> [Dataset content]:
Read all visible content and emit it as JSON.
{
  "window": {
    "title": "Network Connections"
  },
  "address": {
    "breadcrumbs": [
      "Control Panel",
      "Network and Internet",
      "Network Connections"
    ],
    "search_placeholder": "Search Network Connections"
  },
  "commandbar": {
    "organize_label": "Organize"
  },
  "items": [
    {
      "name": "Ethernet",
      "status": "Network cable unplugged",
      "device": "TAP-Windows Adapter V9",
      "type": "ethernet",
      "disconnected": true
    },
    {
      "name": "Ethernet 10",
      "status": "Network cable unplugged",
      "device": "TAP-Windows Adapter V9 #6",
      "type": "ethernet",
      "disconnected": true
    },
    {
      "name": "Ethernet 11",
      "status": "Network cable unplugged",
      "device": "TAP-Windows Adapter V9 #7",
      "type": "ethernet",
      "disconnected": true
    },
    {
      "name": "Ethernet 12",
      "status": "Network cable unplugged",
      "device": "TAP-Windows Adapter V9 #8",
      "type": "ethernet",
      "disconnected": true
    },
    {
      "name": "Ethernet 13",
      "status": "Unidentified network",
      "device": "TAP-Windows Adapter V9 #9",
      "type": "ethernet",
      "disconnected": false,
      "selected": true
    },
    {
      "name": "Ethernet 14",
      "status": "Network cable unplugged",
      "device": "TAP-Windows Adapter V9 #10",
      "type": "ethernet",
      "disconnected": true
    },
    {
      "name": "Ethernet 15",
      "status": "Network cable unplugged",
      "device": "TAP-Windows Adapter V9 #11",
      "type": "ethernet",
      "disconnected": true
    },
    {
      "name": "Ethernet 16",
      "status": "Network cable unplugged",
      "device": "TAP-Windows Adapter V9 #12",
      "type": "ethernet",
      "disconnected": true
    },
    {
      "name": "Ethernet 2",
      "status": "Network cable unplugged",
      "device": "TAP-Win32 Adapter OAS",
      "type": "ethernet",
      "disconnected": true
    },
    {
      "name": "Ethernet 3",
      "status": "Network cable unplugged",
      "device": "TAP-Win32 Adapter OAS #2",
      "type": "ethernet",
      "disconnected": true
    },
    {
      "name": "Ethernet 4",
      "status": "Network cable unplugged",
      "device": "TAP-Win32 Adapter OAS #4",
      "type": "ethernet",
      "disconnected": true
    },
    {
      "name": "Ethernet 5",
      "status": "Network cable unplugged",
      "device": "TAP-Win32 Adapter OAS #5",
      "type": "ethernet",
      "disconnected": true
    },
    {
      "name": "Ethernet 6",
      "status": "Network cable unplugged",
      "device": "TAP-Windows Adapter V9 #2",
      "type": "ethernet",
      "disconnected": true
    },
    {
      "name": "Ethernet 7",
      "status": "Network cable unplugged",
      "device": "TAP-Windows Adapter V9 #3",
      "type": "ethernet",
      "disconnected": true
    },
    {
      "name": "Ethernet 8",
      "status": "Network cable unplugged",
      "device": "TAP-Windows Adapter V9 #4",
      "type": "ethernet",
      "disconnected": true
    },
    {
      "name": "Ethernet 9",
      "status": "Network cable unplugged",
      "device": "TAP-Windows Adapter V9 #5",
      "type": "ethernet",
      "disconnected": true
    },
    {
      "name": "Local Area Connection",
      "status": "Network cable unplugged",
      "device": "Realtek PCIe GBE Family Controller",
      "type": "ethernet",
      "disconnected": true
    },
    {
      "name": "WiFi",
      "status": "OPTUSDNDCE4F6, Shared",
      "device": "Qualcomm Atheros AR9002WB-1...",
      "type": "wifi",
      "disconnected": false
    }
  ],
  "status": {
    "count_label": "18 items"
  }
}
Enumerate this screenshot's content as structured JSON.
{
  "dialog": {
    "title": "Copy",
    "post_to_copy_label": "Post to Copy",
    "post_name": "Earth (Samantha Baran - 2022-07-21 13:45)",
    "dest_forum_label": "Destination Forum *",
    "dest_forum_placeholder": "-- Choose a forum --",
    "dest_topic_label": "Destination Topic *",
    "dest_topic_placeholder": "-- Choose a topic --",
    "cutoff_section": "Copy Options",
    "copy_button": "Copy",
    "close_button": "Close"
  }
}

> [Exercise task]:
Extract each line of the material exactly as it stands.

> [Output for this task]:
Read all visible content and emit it as JSON.
{
  "window": {
    "title": "Network Connections"
  },
  "address": {
    "breadcrumbs": [
      "Control Panel",
      "Network and Internet",
      "Network Connections"
    ],
    "search_placeholder": "Search Network Connections"
  },
  "commandbar": {
    "organize_label": "Organize"
  },
  "items": [
    {
      "name": "Ethernet",
      "status": "Network cable unplugged",
      "device": "TAP-Windows Adapter V9",
      "type": "ethernet",
      "disconnected": true
    },
    {
      "name": "Ethernet 10",
      "status": "Network cable unplugged",
      "device": "TAP-Windows Adapter V9 #6",
      "type": "ethernet",
      "disconnected": true
    },
    {
      "name": "Ethernet 11",
      "status": "Network cable unplugged",
      "device": "TAP-Windows Adapter V9 #7",
      "type": "ethernet",
      "disconnected": true
    },
    {
      "name": "Ethernet 12",
      "status": "Network cable unplugged",
      "device": "TAP-Windows Adapter V9 #8",
      "type": "ethernet",
      "disconnected": true
    },
    {
      "name": "Ethernet 13",
      "status": "Unidentified network",
      "device": "TAP-Windows Adapter V9 #9",
      "type": "ethernet",
      "disconnected": false,
      "selected": true
    },
    {
      "name": "Ethernet 14",
      "status": "Network cable unplugged",
      "device": "TAP-Windows Adapter V9 #10",
      "type": "ethernet",
      "disconnected": true
    },
    {
      "name": "Ethernet 15",
      "status": "Network cable unplugged",
      "device": "TAP-Windows Adapter V9 #11",
      "type": "ethernet",
      "disconnected": true
    },
    {
      "name": "Ethernet 16",
      "status": "Network cable unplugged",
      "device": "TAP-Windows Adapter V9 #12",
      "type": "ethernet",
      "disconnected": true
    },
    {
      "name": "Ethernet 2",
      "status": "Network cable unplugged",
      "device": "TAP-Win32 Adapter OAS",
      "type": "ethernet",
      "disconnected": true
    },
    {
      "name": "Ethernet 3",
      "status": "Network cable unplugged",
      "device": "TAP-Win32 Adapter OAS #2",
      "type": "ethernet",
      "disconnected": true
    },
    {
      "name": "Ethernet 4",
      "status": "Network cable unplugged",
      "device": "TAP-Win32 Adapter OAS #4",
      "type": "ethernet",
      "disconnected": true
    },
    {
      "name": "Ethernet 5",
      "status": "Network cable unplugged",
      "device": "TAP-Win32 Adapter OAS #5",
      "type": "ethernet",
      "disconnected": true
    },
    {
      "name": "Ethernet 6",
      "status": "Network cable unplugged",
      "device": "TAP-Windows Adapter V9 #2",
      "type": "ethernet",
      "disconnected": true
    },
    {
      "name": "Ethernet 7",
      "status": "Network cable unplugged",
      "device": "TAP-Windows Adapter V9 #3",
      "type": "ethernet",
      "disconnected": true
    },
    {
      "name": "Ethernet 8",
      "status": "Network cable unplugged",
      "device": "TAP-Windows Adapter V9 #4",
      "type": "ethernet",
      "disconnected": true
    },
    {
      "name": "Ethernet 9",
      "status": "Network cable unplugged",
      "device": "TAP-Windows Adapter V9 #5",
      "type": "ethernet",
      "disconnected": true
    },
    {
      "name": "Local Area Connection",
      "status": "Network cable unplugged",
      "device": "Realtek PCIe GBE Family Controller",
      "type": "ethernet",
      "disconnected": true
    },
    {
      "name": "WiFi",
      "status": "OPTUSDNDCE4F6, Shared",
      "device": "Qualcomm Atheros AR9002WB-1...",
      "type": "wifi",
      "disconnected": false
    }
  ],
  "status": {
    "count_label": "18 items"
  }
}
Enumerate this screenshot's content as structured JSON.
{
  "dialog": {
    "title": "Copy",
    "post_to_copy_label": "Post to Copy",
    "post_name": "Earth (Samantha Baran - 2022-07-21 13:45)",
    "dest_forum_label": "Destination Forum *",
    "dest_forum_placeholder": "-- Choose a forum --",
    "dest_topic_label": "Destination Topic *",
    "dest_topic_placeholder": "-- Choose a topic --",
    "cutoff_section": "Copy Options",
    "copy_button": "Copy",
    "close_button": "Close"
  }
}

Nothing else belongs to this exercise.